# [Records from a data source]
* begin *

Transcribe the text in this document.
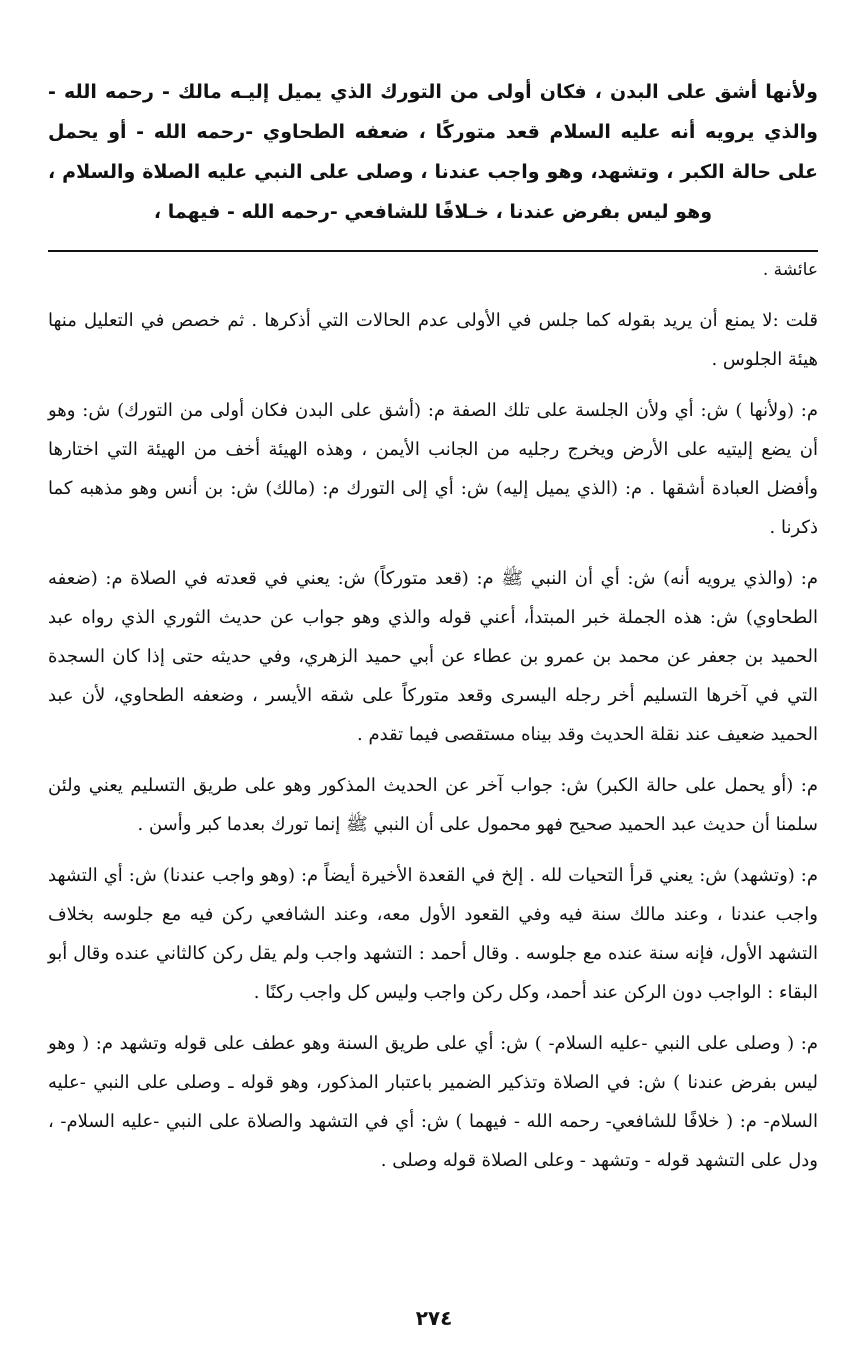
ولأنها أشق على البدن ، فكان أولى من التورك الذي يميل إليـه مالك - رحمه الله - والذي يرويه أنه عليه السلام قعد متوركًا ، ضعفه الطحاوي -رحمه الله - أو يحمل على حالة الكبر ، وتشهد، وهو واجب عندنا ، وصلى على النبي عليه الصلاة والسلام ، وهو ليس بفرض عندنا ، خـلافًا للشافعي -رحمه الله - فيهما ،

عائشة .

قلت :لا يمنع أن يريد بقوله كما جلس في الأولى عدم الحالات التي أذكرها . ثم خصص في التعليل منها هيئة الجلوس .

م: (ولأنها ) ش: أي ولأن الجلسة على تلك الصفة م: (أشق على البدن فكان أولى من التورك) ش: وهو أن يضع إليتيه على الأرض ويخرج رجليه من الجانب الأيمن ، وهذه الهيئة أخف من الهيئة التي اختارها وأفضل العبادة أشقها . م: (الذي يميل إليه) ش: أي إلى التورك م: (مالك) ش: بن أنس وهو مذهبه كما ذكرنا .

م: (والذي يرويه أنه) ش: أي أن النبي ﷺ م: (قعد متوركاً) ش: يعني في قعدته في الصلاة م: (ضعفه الطحاوي) ش: هذه الجملة خبر المبتدأ، أعني قوله والذي وهو جواب عن حديث الثوري الذي رواه عبد الحميد بن جعفر عن محمد بن عمرو بن عطاء عن أبي حميد الزهري، وفي حديثه حتى إذا كان السجدة التي في آخرها التسليم أخر رجله اليسرى وقعد متوركاً على شقه الأيسر ، وضعفه الطحاوي، لأن عبد الحميد ضعيف عند نقلة الحديث وقد بيناه مستقصى فيما تقدم .

م: (أو يحمل على حالة الكبر) ش: جواب آخر عن الحديث المذكور وهو على طريق التسليم يعني ولئن سلمنا أن حديث عبد الحميد صحيح فهو محمول على أن النبي ﷺ إنما تورك بعدما كبر وأسن .

م: (وتشهد) ش: يعني قرأ التحيات لله . إلخ في القعدة الأخيرة أيضاً م: (وهو واجب عندنا) ش: أي التشهد واجب عندنا ، وعند مالك سنة فيه وفي القعود الأول معه، وعند الشافعي ركن فيه مع جلوسه بخلاف التشهد الأول، فإنه سنة عنده مع جلوسه . وقال أحمد : التشهد واجب ولم يقل ركن كالثاني عنده وقال أبو البقاء : الواجب دون الركن عند أحمد، وكل ركن واجب وليس كل واجب ركنًا .

م: ( وصلى على النبي -عليه السلام- ) ش: أي على طريق السنة وهو عطف على قوله وتشهد م: ( وهو ليس بفرض عندنا ) ش: في الصلاة وتذكير الضمير باعتبار المذكور، وهو قوله ـ وصلى على النبي -عليه السلام- م: ( خلافًا للشافعي- رحمه الله - فيهما ) ش: أي في التشهد والصلاة على النبي -عليه السلام- ، ودل على التشهد قوله - وتشهد - وعلى الصلاة قوله وصلى .

٢٧٤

* end *

# [REQUEST]
Without the pictures, output the full listing exactly as it stands.

# [EXERCISE OUTPUT]
Transcribe the text in this document.
ولأنها أشق على البدن ، فكان أولى من التورك الذي يميل إليـه مالك - رحمه الله - والذي يرويه أنه عليه السلام قعد متوركًا ، ضعفه الطحاوي -رحمه الله - أو يحمل على حالة الكبر ، وتشهد، وهو واجب عندنا ، وصلى على النبي عليه الصلاة والسلام ، وهو ليس بفرض عندنا ، خـلافًا للشافعي -رحمه الله - فيهما ،

عائشة .

قلت :لا يمنع أن يريد بقوله كما جلس في الأولى عدم الحالات التي أذكرها . ثم خصص في التعليل منها هيئة الجلوس .

م: (ولأنها ) ش: أي ولأن الجلسة على تلك الصفة م: (أشق على البدن فكان أولى من التورك) ش: وهو أن يضع إليتيه على الأرض ويخرج رجليه من الجانب الأيمن ، وهذه الهيئة أخف من الهيئة التي اختارها وأفضل العبادة أشقها . م: (الذي يميل إليه) ش: أي إلى التورك م: (مالك) ش: بن أنس وهو مذهبه كما ذكرنا .

م: (والذي يرويه أنه) ش: أي أن النبي ﷺ م: (قعد متوركاً) ش: يعني في قعدته في الصلاة م: (ضعفه الطحاوي) ش: هذه الجملة خبر المبتدأ، أعني قوله والذي وهو جواب عن حديث الثوري الذي رواه عبد الحميد بن جعفر عن محمد بن عمرو بن عطاء عن أبي حميد الزهري، وفي حديثه حتى إذا كان السجدة التي في آخرها التسليم أخر رجله اليسرى وقعد متوركاً على شقه الأيسر ، وضعفه الطحاوي، لأن عبد الحميد ضعيف عند نقلة الحديث وقد بيناه مستقصى فيما تقدم .

م: (أو يحمل على حالة الكبر) ش: جواب آخر عن الحديث المذكور وهو على طريق التسليم يعني ولئن سلمنا أن حديث عبد الحميد صحيح فهو محمول على أن النبي ﷺ إنما تورك بعدما كبر وأسن .

م: (وتشهد) ش: يعني قرأ التحيات لله . إلخ في القعدة الأخيرة أيضاً م: (وهو واجب عندنا) ش: أي التشهد واجب عندنا ، وعند مالك سنة فيه وفي القعود الأول معه، وعند الشافعي ركن فيه مع جلوسه بخلاف التشهد الأول، فإنه سنة عنده مع جلوسه . وقال أحمد : التشهد واجب ولم يقل ركن كالثاني عنده وقال أبو البقاء : الواجب دون الركن عند أحمد، وكل ركن واجب وليس كل واجب ركنًا .

م: ( وصلى على النبي -عليه السلام- ) ش: أي على طريق السنة وهو عطف على قوله وتشهد م: ( وهو ليس بفرض عندنا ) ش: في الصلاة وتذكير الضمير باعتبار المذكور، وهو قوله ـ وصلى على النبي -عليه السلام- م: ( خلافًا للشافعي- رحمه الله - فيهما ) ش: أي في التشهد والصلاة على النبي -عليه السلام- ، ودل على التشهد قوله - وتشهد - وعلى الصلاة قوله وصلى .

٢٧٤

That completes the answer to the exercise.